Given request -
Report back each line of the records that contains the string "toutes".

Recorded data -
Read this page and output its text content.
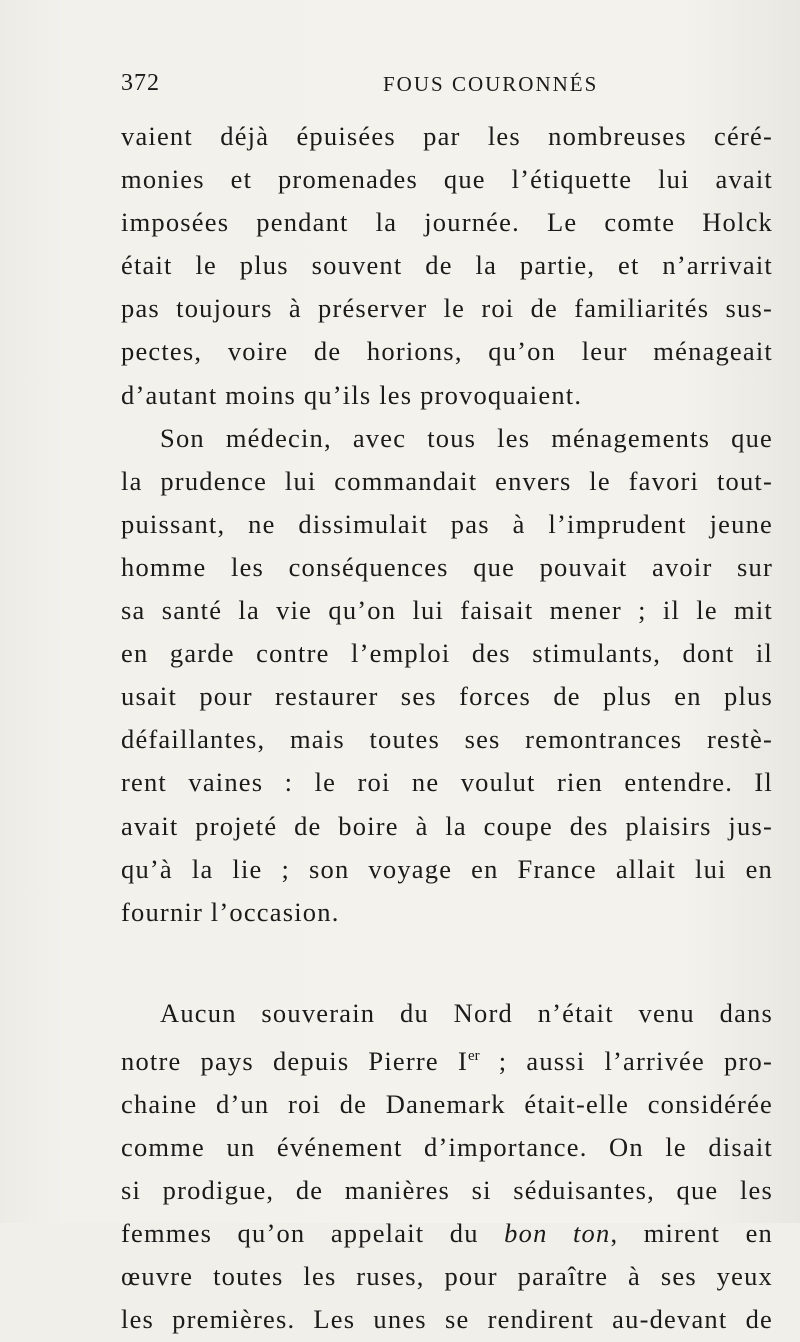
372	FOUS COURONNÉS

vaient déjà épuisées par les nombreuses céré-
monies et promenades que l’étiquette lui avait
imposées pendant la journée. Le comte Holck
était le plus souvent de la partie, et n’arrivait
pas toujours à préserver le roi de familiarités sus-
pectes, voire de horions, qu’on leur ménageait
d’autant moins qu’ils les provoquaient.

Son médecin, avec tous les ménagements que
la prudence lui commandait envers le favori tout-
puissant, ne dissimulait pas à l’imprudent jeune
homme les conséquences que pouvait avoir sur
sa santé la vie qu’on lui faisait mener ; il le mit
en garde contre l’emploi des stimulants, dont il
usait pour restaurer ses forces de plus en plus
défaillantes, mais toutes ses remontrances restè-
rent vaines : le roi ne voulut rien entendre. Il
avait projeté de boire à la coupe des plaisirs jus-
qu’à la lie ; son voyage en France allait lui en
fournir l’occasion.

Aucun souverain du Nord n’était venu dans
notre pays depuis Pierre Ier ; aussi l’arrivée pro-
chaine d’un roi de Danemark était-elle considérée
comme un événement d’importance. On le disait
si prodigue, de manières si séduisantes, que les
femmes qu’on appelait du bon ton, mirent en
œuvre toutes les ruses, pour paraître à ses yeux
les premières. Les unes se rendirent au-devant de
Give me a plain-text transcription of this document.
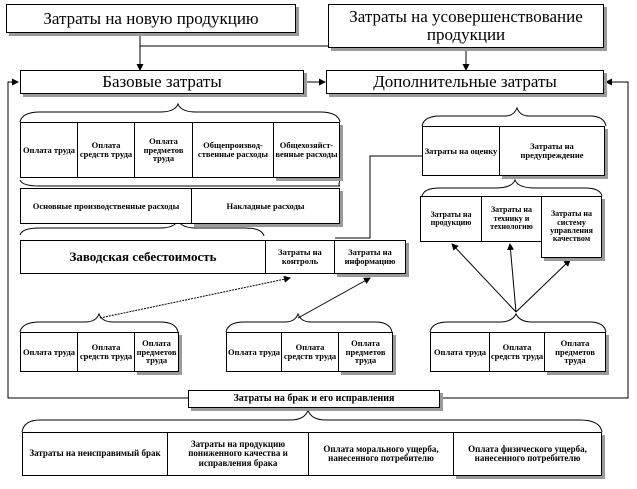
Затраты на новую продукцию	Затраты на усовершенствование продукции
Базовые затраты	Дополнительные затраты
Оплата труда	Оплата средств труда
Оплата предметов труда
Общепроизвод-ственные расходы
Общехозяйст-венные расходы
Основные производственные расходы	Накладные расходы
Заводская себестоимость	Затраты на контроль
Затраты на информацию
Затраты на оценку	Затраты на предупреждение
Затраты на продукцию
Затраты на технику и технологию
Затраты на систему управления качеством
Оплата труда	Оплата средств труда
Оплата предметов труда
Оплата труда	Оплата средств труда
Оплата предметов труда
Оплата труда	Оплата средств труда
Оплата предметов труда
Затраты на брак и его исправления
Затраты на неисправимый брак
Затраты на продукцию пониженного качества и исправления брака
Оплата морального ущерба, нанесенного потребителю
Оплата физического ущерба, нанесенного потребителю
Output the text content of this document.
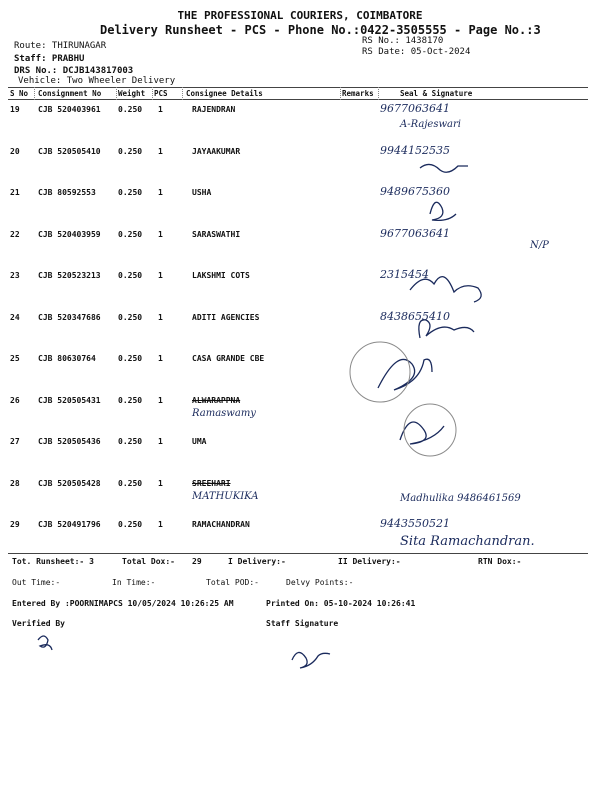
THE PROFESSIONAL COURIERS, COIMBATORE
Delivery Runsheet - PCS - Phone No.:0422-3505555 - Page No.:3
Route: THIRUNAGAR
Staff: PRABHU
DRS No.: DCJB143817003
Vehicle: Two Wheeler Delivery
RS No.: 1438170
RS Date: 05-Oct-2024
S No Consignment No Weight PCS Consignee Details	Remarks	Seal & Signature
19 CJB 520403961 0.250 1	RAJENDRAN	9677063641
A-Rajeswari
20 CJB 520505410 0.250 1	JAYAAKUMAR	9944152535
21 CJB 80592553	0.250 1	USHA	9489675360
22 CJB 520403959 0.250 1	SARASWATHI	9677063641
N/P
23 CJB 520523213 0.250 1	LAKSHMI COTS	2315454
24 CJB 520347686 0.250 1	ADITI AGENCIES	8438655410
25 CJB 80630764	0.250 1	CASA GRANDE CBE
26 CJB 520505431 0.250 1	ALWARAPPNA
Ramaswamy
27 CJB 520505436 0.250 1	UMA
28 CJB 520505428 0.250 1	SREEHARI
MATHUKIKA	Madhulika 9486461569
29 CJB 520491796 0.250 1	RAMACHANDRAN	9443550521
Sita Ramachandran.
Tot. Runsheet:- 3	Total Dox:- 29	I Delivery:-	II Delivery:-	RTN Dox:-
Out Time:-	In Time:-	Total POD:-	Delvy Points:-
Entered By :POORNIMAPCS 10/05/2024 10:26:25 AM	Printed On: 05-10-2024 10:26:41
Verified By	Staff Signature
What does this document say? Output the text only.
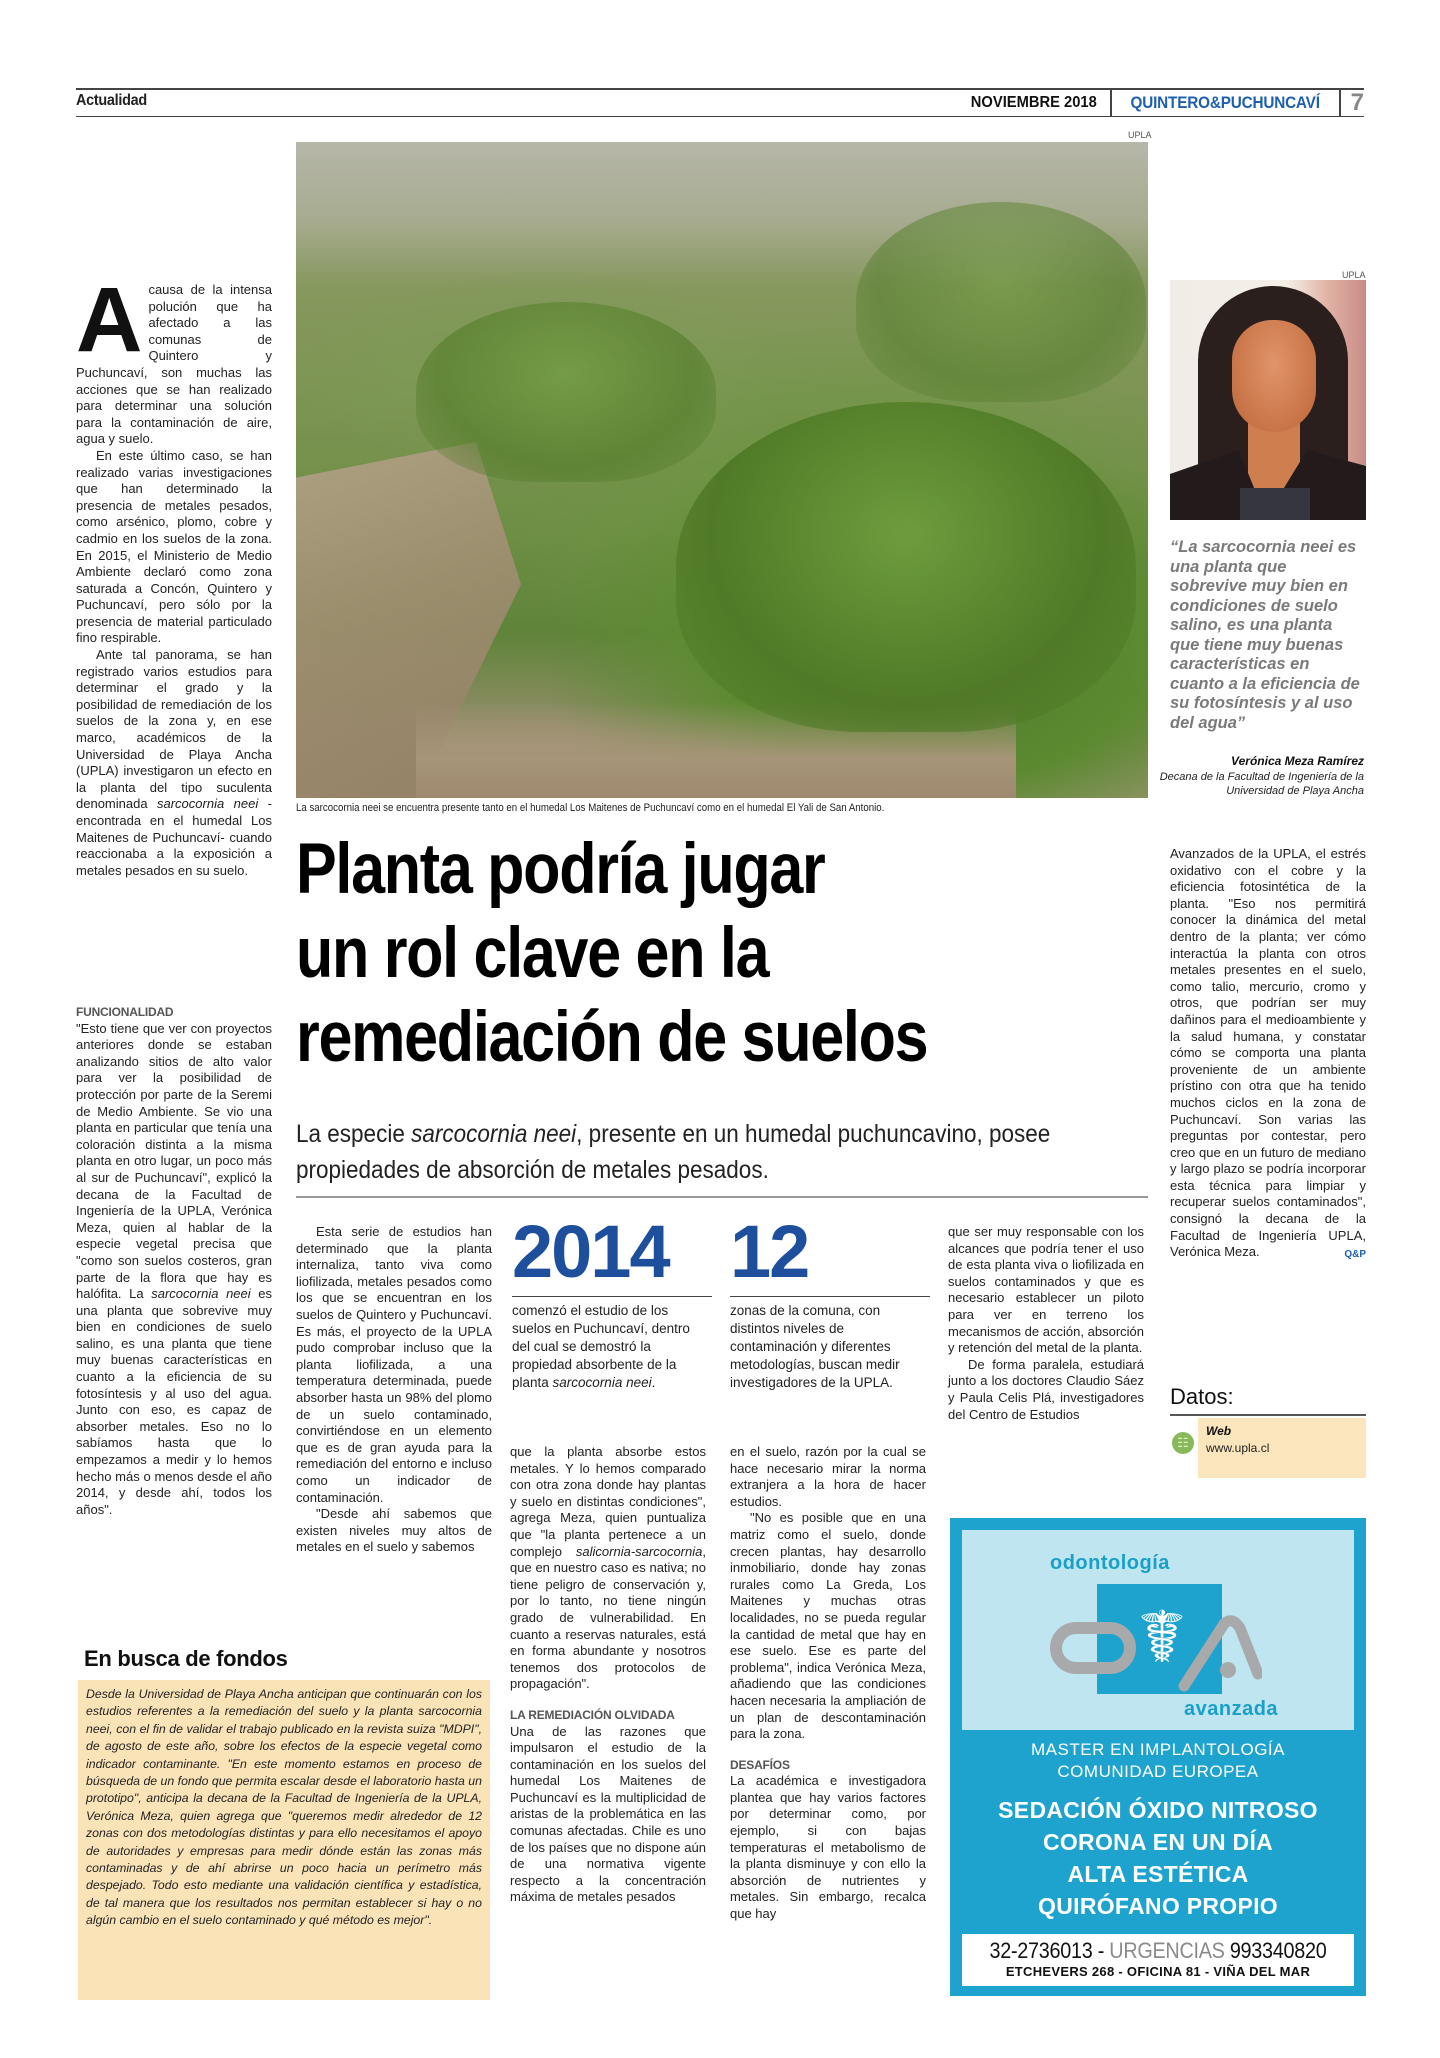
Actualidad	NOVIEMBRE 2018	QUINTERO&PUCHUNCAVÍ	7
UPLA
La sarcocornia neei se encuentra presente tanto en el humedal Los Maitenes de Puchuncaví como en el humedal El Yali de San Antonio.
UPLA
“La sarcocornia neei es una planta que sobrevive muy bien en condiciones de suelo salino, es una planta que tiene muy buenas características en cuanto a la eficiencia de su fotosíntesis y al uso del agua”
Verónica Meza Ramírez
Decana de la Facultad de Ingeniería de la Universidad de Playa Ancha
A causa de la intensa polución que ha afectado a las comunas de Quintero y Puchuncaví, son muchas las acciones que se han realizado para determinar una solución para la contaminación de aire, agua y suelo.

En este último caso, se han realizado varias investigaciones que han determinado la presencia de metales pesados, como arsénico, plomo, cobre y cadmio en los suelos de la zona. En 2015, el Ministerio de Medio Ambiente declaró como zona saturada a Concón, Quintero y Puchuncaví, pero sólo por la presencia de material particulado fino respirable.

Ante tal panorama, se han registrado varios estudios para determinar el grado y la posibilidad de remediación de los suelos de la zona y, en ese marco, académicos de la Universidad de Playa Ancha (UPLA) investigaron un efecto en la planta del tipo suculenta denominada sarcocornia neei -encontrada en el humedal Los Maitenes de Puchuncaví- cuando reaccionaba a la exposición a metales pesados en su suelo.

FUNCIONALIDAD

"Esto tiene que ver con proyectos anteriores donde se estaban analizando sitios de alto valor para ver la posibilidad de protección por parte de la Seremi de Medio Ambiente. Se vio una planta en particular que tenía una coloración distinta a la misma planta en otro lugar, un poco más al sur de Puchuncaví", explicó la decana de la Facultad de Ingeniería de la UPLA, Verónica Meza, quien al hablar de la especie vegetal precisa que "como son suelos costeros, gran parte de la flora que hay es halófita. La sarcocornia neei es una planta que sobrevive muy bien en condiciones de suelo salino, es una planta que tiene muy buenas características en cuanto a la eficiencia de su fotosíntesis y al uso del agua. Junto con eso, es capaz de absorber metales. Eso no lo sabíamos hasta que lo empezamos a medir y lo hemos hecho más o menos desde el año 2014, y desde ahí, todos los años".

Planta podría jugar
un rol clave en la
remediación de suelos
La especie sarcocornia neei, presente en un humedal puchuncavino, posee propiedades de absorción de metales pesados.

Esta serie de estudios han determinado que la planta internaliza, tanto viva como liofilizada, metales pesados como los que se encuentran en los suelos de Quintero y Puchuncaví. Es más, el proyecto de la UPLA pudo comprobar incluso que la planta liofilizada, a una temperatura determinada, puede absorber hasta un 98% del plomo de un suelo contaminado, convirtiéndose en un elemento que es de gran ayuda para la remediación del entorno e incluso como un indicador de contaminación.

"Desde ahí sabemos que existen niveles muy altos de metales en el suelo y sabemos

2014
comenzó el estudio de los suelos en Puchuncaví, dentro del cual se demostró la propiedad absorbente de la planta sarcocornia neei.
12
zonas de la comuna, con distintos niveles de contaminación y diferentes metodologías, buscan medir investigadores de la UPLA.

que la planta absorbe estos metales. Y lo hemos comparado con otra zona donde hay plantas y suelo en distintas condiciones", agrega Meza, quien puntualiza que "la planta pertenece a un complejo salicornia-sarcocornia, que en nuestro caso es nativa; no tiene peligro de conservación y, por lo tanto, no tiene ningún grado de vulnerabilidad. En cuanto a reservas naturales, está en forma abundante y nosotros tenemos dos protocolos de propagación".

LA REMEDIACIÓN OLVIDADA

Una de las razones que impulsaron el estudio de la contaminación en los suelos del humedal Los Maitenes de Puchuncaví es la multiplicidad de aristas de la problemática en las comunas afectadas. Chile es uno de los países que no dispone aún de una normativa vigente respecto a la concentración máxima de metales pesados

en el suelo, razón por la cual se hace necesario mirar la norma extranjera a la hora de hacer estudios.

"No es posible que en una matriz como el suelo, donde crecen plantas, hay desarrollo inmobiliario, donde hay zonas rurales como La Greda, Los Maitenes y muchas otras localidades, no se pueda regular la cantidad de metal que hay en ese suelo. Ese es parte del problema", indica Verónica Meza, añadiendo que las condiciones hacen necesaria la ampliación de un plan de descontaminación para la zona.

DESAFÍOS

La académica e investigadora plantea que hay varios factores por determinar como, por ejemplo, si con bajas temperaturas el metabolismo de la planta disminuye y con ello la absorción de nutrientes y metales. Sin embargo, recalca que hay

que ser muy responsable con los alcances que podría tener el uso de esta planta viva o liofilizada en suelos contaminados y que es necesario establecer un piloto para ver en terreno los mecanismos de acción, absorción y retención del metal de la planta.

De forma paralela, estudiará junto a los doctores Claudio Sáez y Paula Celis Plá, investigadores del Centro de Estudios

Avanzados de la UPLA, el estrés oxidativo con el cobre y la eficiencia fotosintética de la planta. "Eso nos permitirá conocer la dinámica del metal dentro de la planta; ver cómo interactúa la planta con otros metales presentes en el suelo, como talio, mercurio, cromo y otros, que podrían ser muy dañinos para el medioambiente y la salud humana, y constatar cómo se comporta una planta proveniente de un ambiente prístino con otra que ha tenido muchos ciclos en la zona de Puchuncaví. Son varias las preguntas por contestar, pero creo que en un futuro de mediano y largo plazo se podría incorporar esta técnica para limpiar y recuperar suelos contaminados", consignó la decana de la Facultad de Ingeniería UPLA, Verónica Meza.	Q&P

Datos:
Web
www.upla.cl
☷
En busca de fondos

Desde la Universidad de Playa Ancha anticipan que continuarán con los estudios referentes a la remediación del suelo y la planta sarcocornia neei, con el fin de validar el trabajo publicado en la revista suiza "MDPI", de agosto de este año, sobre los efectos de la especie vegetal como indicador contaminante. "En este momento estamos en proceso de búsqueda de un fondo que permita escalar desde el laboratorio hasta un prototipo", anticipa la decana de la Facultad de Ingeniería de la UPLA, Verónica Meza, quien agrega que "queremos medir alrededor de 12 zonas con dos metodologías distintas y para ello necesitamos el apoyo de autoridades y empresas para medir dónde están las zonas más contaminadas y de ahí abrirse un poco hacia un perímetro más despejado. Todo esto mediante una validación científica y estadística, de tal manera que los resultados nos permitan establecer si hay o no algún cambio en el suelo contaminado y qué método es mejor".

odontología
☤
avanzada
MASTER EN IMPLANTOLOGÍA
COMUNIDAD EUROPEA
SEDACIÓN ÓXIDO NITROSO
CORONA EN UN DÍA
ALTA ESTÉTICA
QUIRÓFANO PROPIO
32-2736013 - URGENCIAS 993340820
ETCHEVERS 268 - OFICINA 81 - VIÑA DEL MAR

Result of the exercise -
défaillantes, mais toutes ses remontrances restè-
œuvre toutes les ruses, pour paraître à ses yeux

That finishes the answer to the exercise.